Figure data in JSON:
╔══
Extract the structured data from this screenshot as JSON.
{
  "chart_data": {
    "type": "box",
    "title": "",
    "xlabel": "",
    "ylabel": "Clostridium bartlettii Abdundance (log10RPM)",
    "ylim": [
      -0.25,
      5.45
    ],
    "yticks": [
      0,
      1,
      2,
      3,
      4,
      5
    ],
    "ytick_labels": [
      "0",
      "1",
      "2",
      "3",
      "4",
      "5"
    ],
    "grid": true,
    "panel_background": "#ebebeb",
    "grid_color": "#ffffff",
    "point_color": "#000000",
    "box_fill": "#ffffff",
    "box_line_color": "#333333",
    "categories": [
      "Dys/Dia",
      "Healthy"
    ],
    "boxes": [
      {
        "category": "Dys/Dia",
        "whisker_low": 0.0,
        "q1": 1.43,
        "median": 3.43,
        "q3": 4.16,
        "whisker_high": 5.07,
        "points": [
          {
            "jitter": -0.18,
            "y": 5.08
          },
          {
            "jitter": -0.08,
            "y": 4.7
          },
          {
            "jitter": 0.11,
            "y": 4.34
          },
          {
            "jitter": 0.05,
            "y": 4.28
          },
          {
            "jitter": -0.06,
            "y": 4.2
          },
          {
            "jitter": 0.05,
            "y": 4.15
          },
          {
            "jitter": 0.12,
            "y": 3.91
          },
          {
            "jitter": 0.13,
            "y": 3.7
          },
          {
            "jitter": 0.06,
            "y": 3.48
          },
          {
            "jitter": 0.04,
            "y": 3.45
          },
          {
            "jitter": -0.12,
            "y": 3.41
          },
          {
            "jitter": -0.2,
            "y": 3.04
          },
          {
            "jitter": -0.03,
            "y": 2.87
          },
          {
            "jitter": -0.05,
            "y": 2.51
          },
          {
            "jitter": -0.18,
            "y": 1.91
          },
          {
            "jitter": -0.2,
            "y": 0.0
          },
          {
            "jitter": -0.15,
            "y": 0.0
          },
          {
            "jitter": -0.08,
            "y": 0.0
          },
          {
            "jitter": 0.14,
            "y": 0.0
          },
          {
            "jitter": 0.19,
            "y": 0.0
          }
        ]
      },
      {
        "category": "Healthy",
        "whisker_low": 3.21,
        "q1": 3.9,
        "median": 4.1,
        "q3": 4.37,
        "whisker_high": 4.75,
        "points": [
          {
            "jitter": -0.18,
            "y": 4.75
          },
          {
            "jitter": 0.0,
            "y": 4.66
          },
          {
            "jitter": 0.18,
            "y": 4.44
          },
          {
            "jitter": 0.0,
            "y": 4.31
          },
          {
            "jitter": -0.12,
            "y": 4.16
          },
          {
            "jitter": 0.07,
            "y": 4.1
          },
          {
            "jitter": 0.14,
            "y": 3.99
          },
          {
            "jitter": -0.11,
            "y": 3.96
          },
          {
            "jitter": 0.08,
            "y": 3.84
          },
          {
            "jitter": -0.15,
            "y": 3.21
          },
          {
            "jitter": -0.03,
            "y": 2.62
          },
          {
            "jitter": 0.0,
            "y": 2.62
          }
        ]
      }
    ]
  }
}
╚══
> [Work to complete]: Write out the entries above once more, without altering anything.

> [Right answer]:
Extract the structured data from this screenshot as JSON.
{
  "chart_data": {
    "type": "box",
    "title": "",
    "xlabel": "",
    "ylabel": "Clostridium bartlettii Abdundance (log10RPM)",
    "ylim": [
      -0.25,
      5.45
    ],
    "yticks": [
      0,
      1,
      2,
      3,
      4,
      5
    ],
    "ytick_labels": [
      "0",
      "1",
      "2",
      "3",
      "4",
      "5"
    ],
    "grid": true,
    "panel_background": "#ebebeb",
    "grid_color": "#ffffff",
    "point_color": "#000000",
    "box_fill": "#ffffff",
    "box_line_color": "#333333",
    "categories": [
      "Dys/Dia",
      "Healthy"
    ],
    "boxes": [
      {
        "category": "Dys/Dia",
        "whisker_low": 0.0,
        "q1": 1.43,
        "median": 3.43,
        "q3": 4.16,
        "whisker_high": 5.07,
        "points": [
          {
            "jitter": -0.18,
            "y": 5.08
          },
          {
            "jitter": -0.08,
            "y": 4.7
          },
          {
            "jitter": 0.11,
            "y": 4.34
          },
          {
            "jitter": 0.05,
            "y": 4.28
          },
          {
            "jitter": -0.06,
            "y": 4.2
          },
          {
            "jitter": 0.05,
            "y": 4.15
          },
          {
            "jitter": 0.12,
            "y": 3.91
          },
          {
            "jitter": 0.13,
            "y": 3.7
          },
          {
            "jitter": 0.06,
            "y": 3.48
          },
          {
            "jitter": 0.04,
            "y": 3.45
          },
          {
            "jitter": -0.12,
            "y": 3.41
          },
          {
            "jitter": -0.2,
            "y": 3.04
          },
          {
            "jitter": -0.03,
            "y": 2.87
          },
          {
            "jitter": -0.05,
            "y": 2.51
          },
          {
            "jitter": -0.18,
            "y": 1.91
          },
          {
            "jitter": -0.2,
            "y": 0.0
          },
          {
            "jitter": -0.15,
            "y": 0.0
          },
          {
            "jitter": -0.08,
            "y": 0.0
          },
          {
            "jitter": 0.14,
            "y": 0.0
          },
          {
            "jitter": 0.19,
            "y": 0.0
          }
        ]
      },
      {
        "category": "Healthy",
        "whisker_low": 3.21,
        "q1": 3.9,
        "median": 4.1,
        "q3": 4.37,
        "whisker_high": 4.75,
        "points": [
          {
            "jitter": -0.18,
            "y": 4.75
          },
          {
            "jitter": 0.0,
            "y": 4.66
          },
          {
            "jitter": 0.18,
            "y": 4.44
          },
          {
            "jitter": 0.0,
            "y": 4.31
          },
          {
            "jitter": -0.12,
            "y": 4.16
          },
          {
            "jitter": 0.07,
            "y": 4.1
          },
          {
            "jitter": 0.14,
            "y": 3.99
          },
          {
            "jitter": -0.11,
            "y": 3.96
          },
          {
            "jitter": 0.08,
            "y": 3.84
          },
          {
            "jitter": -0.15,
            "y": 3.21
          },
          {
            "jitter": -0.03,
            "y": 2.62
          },
          {
            "jitter": 0.0,
            "y": 2.62
          }
        ]
      }
    ]
  }
}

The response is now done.